**Objective**
Copy out the entries below precisely; nothing is to be omitted.

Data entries
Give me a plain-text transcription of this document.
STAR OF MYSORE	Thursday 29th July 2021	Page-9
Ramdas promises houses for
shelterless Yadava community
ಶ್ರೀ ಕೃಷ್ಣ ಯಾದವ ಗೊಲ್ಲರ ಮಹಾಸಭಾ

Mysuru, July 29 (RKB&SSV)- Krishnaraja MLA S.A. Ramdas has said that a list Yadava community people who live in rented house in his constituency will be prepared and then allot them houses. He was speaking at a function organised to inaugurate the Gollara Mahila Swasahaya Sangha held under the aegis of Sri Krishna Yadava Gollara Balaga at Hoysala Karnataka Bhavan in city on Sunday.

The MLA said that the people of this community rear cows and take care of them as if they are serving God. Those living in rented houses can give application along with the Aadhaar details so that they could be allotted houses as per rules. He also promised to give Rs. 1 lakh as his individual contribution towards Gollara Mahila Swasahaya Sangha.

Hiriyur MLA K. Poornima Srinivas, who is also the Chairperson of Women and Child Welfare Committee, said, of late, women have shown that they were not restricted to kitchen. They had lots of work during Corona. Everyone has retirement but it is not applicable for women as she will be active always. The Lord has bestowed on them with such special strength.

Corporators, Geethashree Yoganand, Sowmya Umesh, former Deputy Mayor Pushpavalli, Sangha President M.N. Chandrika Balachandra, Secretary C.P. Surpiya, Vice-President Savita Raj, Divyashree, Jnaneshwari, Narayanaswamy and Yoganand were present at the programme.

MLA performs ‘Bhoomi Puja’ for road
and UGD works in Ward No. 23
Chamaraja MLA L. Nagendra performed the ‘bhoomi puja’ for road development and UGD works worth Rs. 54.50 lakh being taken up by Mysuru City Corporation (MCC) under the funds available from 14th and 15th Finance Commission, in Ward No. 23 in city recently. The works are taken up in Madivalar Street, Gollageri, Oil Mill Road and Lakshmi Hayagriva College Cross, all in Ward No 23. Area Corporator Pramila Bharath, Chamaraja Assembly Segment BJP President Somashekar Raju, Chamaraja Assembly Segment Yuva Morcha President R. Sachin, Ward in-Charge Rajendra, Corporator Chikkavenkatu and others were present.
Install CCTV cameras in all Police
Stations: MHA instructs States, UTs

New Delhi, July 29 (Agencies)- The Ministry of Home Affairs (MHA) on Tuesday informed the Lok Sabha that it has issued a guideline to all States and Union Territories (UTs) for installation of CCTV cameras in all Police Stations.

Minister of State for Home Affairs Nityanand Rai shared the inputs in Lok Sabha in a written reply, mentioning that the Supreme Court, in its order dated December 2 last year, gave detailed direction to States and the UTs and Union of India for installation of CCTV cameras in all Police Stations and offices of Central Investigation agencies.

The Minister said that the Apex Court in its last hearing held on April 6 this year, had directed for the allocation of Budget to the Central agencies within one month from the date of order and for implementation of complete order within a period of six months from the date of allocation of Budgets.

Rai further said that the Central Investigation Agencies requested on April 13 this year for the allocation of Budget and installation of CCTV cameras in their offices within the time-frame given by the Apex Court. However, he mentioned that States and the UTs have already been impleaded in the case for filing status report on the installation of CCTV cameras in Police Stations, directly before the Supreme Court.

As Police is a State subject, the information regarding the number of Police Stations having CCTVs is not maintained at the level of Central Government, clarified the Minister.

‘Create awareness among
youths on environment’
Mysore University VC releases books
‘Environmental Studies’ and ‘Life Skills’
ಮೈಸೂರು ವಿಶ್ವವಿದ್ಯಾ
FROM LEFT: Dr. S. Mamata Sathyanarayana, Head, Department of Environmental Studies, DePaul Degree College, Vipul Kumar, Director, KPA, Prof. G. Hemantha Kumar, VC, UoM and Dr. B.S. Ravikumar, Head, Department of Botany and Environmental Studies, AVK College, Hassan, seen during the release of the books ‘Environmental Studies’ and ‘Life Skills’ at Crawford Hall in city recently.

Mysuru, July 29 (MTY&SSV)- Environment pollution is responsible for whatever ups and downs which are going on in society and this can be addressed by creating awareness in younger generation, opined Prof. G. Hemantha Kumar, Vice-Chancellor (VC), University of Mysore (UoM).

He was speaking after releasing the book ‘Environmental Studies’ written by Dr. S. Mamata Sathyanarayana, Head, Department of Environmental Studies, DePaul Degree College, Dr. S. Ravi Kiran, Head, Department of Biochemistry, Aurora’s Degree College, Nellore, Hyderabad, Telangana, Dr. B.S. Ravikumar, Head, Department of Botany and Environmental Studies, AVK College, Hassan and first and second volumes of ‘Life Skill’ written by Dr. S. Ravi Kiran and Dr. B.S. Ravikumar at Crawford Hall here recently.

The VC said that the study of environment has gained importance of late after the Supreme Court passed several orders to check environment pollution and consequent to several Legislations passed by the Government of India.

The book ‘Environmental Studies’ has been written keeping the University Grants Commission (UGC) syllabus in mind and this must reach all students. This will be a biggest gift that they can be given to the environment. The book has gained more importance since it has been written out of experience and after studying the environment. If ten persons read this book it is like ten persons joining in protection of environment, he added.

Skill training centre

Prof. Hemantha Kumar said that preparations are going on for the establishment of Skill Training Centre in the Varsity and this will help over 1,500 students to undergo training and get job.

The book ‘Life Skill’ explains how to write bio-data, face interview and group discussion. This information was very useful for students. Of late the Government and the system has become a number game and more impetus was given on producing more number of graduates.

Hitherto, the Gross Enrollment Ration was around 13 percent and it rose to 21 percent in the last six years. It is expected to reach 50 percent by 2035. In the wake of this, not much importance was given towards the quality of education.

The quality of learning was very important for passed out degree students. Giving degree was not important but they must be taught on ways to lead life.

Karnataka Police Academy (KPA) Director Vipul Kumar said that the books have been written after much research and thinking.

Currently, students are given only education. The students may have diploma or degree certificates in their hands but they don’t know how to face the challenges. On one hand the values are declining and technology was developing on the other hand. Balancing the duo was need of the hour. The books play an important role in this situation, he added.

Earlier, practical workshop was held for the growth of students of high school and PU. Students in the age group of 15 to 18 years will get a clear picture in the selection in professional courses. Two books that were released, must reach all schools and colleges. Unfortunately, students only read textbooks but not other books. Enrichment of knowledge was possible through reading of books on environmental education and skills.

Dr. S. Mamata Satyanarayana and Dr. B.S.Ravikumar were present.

**Result below**
Give me a plain-text transcription of this document.
STAR OF MYSORE	Thursday 29th July 2021	Page-9
Ramdas promises houses for
shelterless Yadava community
ಶ್ರೀ ಕೃಷ್ಣ ಯಾದವ ಗೊಲ್ಲರ ಮಹಾಸಭಾ

Mysuru, July 29 (RKB&SSV)- Krishnaraja MLA S.A. Ramdas has said that a list Yadava community people who live in rented house in his constituency will be prepared and then allot them houses. He was speaking at a function organised to inaugurate the Gollara Mahila Swasahaya Sangha held under the aegis of Sri Krishna Yadava Gollara Balaga at Hoysala Karnataka Bhavan in city on Sunday.

The MLA said that the people of this community rear cows and take care of them as if they are serving God. Those living in rented houses can give application along with the Aadhaar details so that they could be allotted houses as per rules. He also promised to give Rs. 1 lakh as his individual contribution towards Gollara Mahila Swasahaya Sangha.

Hiriyur MLA K. Poornima Srinivas, who is also the Chairperson of Women and Child Welfare Committee, said, of late, women have shown that they were not restricted to kitchen. They had lots of work during Corona. Everyone has retirement but it is not applicable for women as she will be active always. The Lord has bestowed on them with such special strength.

Corporators, Geethashree Yoganand, Sowmya Umesh, former Deputy Mayor Pushpavalli, Sangha President M.N. Chandrika Balachandra, Secretary C.P. Surpiya, Vice-President Savita Raj, Divyashree, Jnaneshwari, Narayanaswamy and Yoganand were present at the programme.

MLA performs ‘Bhoomi Puja’ for road
and UGD works in Ward No. 23
Chamaraja MLA L. Nagendra performed the ‘bhoomi puja’ for road development and UGD works worth Rs. 54.50 lakh being taken up by Mysuru City Corporation (MCC) under the funds available from 14th and 15th Finance Commission, in Ward No. 23 in city recently. The works are taken up in Madivalar Street, Gollageri, Oil Mill Road and Lakshmi Hayagriva College Cross, all in Ward No 23. Area Corporator Pramila Bharath, Chamaraja Assembly Segment BJP President Somashekar Raju, Chamaraja Assembly Segment Yuva Morcha President R. Sachin, Ward in-Charge Rajendra, Corporator Chikkavenkatu and others were present.
Install CCTV cameras in all Police
Stations: MHA instructs States, UTs

New Delhi, July 29 (Agencies)- The Ministry of Home Affairs (MHA) on Tuesday informed the Lok Sabha that it has issued a guideline to all States and Union Territories (UTs) for installation of CCTV cameras in all Police Stations.

Minister of State for Home Affairs Nityanand Rai shared the inputs in Lok Sabha in a written reply, mentioning that the Supreme Court, in its order dated December 2 last year, gave detailed direction to States and the UTs and Union of India for installation of CCTV cameras in all Police Stations and offices of Central Investigation agencies.

The Minister said that the Apex Court in its last hearing held on April 6 this year, had directed for the allocation of Budget to the Central agencies within one month from the date of order and for implementation of complete order within a period of six months from the date of allocation of Budgets.

Rai further said that the Central Investigation Agencies requested on April 13 this year for the allocation of Budget and installation of CCTV cameras in their offices within the time-frame given by the Apex Court. However, he mentioned that States and the UTs have already been impleaded in the case for filing status report on the installation of CCTV cameras in Police Stations, directly before the Supreme Court.

As Police is a State subject, the information regarding the number of Police Stations having CCTVs is not maintained at the level of Central Government, clarified the Minister.

‘Create awareness among
youths on environment’
Mysore University VC releases books
‘Environmental Studies’ and ‘Life Skills’
ಮೈಸೂರು ವಿಶ್ವವಿದ್ಯಾ
FROM LEFT: Dr. S. Mamata Sathyanarayana, Head, Department of Environmental Studies, DePaul Degree College, Vipul Kumar, Director, KPA, Prof. G. Hemantha Kumar, VC, UoM and Dr. B.S. Ravikumar, Head, Department of Botany and Environmental Studies, AVK College, Hassan, seen during the release of the books ‘Environmental Studies’ and ‘Life Skills’ at Crawford Hall in city recently.

Mysuru, July 29 (MTY&SSV)- Environment pollution is responsible for whatever ups and downs which are going on in society and this can be addressed by creating awareness in younger generation, opined Prof. G. Hemantha Kumar, Vice-Chancellor (VC), University of Mysore (UoM).

He was speaking after releasing the book ‘Environmental Studies’ written by Dr. S. Mamata Sathyanarayana, Head, Department of Environmental Studies, DePaul Degree College, Dr. S. Ravi Kiran, Head, Department of Biochemistry, Aurora’s Degree College, Nellore, Hyderabad, Telangana, Dr. B.S. Ravikumar, Head, Department of Botany and Environmental Studies, AVK College, Hassan and first and second volumes of ‘Life Skill’ written by Dr. S. Ravi Kiran and Dr. B.S. Ravikumar at Crawford Hall here recently.

The VC said that the study of environment has gained importance of late after the Supreme Court passed several orders to check environment pollution and consequent to several Legislations passed by the Government of India.

The book ‘Environmental Studies’ has been written keeping the University Grants Commission (UGC) syllabus in mind and this must reach all students. This will be a biggest gift that they can be given to the environment. The book has gained more importance since it has been written out of experience and after studying the environment. If ten persons read this book it is like ten persons joining in protection of environment, he added.

Skill training centre

Prof. Hemantha Kumar said that preparations are going on for the establishment of Skill Training Centre in the Varsity and this will help over 1,500 students to undergo training and get job.

The book ‘Life Skill’ explains how to write bio-data, face interview and group discussion. This information was very useful for students. Of late the Government and the system has become a number game and more impetus was given on producing more number of graduates.

Hitherto, the Gross Enrollment Ration was around 13 percent and it rose to 21 percent in the last six years. It is expected to reach 50 percent by 2035. In the wake of this, not much importance was given towards the quality of education.

The quality of learning was very important for passed out degree students. Giving degree was not important but they must be taught on ways to lead life.

Karnataka Police Academy (KPA) Director Vipul Kumar said that the books have been written after much research and thinking.

Currently, students are given only education. The students may have diploma or degree certificates in their hands but they don’t know how to face the challenges. On one hand the values are declining and technology was developing on the other hand. Balancing the duo was need of the hour. The books play an important role in this situation, he added.

Earlier, practical workshop was held for the growth of students of high school and PU. Students in the age group of 15 to 18 years will get a clear picture in the selection in professional courses. Two books that were released, must reach all schools and colleges. Unfortunately, students only read textbooks but not other books. Enrichment of knowledge was possible through reading of books on environmental education and skills.

Dr. S. Mamata Satyanarayana and Dr. B.S.Ravikumar were present.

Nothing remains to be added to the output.